JOB: Extract every line below that contains the word "Control".

[Stored items from a collection]
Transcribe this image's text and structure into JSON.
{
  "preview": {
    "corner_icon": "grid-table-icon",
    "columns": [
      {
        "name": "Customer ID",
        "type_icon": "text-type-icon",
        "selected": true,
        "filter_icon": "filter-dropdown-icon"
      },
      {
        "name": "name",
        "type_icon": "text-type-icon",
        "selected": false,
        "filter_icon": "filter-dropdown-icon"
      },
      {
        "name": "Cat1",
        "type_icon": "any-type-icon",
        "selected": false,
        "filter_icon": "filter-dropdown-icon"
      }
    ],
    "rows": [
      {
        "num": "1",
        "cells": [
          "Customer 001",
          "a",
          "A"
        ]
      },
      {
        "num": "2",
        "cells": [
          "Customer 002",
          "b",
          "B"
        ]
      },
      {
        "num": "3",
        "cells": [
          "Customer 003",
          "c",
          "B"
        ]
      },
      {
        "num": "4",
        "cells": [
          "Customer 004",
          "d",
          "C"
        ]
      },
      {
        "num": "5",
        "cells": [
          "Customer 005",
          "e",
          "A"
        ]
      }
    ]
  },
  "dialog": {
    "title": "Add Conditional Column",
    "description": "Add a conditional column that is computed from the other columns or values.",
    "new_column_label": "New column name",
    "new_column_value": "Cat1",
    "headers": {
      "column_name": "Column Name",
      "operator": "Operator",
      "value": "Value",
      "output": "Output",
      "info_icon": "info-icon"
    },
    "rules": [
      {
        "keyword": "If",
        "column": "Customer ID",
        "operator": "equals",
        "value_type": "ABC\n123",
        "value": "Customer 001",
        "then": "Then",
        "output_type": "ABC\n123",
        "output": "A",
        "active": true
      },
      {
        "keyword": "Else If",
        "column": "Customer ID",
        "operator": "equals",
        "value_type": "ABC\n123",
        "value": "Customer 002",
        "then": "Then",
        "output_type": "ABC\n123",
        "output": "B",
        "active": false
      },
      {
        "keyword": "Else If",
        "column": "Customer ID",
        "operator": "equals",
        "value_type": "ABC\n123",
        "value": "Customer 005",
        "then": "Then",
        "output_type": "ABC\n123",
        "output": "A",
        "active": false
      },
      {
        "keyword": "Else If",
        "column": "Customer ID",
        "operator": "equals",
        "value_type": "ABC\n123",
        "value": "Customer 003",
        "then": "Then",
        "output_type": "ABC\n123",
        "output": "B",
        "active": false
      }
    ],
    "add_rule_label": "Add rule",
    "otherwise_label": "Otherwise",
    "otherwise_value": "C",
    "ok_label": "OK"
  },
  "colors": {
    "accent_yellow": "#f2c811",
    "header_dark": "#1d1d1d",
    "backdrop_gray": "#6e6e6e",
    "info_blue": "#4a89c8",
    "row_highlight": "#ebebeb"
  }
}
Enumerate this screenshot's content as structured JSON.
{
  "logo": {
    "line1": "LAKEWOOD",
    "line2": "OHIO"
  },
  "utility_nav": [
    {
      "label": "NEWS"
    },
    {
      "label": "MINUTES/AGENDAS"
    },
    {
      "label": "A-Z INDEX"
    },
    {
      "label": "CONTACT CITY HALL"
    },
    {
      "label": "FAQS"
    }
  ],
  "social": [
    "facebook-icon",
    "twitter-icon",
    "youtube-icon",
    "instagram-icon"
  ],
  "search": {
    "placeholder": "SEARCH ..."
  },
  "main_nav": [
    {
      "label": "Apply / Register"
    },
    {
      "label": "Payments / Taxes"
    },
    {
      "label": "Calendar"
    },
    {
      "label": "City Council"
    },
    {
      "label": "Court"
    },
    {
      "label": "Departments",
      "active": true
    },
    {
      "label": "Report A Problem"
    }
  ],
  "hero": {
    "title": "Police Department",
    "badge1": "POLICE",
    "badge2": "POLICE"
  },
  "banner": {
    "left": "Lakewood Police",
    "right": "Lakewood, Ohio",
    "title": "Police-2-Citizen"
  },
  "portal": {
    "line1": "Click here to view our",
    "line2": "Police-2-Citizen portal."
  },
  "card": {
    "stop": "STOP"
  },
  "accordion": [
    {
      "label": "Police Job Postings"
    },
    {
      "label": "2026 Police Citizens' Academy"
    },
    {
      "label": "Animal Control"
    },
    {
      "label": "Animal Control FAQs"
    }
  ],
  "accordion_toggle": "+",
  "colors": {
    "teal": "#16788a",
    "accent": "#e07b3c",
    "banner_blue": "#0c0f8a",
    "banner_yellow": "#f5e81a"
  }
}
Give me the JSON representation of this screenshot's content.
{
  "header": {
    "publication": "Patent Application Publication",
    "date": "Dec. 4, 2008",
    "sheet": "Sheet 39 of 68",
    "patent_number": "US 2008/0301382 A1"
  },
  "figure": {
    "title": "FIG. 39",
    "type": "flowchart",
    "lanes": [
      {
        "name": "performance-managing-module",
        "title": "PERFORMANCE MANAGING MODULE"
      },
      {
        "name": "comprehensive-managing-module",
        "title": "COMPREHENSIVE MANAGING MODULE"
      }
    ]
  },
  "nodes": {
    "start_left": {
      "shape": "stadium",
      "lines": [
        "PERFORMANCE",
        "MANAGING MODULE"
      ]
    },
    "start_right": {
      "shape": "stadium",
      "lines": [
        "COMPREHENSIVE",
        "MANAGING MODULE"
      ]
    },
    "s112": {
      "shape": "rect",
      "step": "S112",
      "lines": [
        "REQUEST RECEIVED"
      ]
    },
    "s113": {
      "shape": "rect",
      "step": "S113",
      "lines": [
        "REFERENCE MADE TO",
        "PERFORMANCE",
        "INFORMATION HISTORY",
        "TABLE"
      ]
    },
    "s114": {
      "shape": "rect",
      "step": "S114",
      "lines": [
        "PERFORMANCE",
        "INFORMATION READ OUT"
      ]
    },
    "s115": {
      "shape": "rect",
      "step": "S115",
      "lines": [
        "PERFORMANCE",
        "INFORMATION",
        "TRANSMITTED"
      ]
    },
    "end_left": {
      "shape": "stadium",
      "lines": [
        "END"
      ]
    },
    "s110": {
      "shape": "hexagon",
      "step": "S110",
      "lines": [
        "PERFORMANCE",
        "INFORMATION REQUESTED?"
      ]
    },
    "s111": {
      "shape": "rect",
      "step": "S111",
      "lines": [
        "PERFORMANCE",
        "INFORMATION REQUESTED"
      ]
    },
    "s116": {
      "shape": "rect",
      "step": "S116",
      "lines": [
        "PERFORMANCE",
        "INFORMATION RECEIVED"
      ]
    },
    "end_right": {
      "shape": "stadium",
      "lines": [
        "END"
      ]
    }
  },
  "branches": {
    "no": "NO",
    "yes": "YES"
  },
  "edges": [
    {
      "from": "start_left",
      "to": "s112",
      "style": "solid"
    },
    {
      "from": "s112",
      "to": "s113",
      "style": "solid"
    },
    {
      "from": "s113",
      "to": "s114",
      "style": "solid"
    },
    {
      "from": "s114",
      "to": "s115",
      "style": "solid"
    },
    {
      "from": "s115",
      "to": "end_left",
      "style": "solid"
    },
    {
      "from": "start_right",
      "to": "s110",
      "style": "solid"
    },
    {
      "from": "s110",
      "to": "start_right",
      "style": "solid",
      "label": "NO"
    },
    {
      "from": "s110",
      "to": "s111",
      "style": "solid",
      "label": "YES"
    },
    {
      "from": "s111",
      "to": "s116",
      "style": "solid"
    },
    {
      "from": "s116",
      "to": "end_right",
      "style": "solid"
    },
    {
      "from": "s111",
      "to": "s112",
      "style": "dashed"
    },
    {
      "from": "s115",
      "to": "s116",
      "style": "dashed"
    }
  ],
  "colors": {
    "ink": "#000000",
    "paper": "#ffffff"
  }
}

RESULT OF THE EXERCISE:
      "label": "Animal Control"
      "label": "Animal Control FAQs"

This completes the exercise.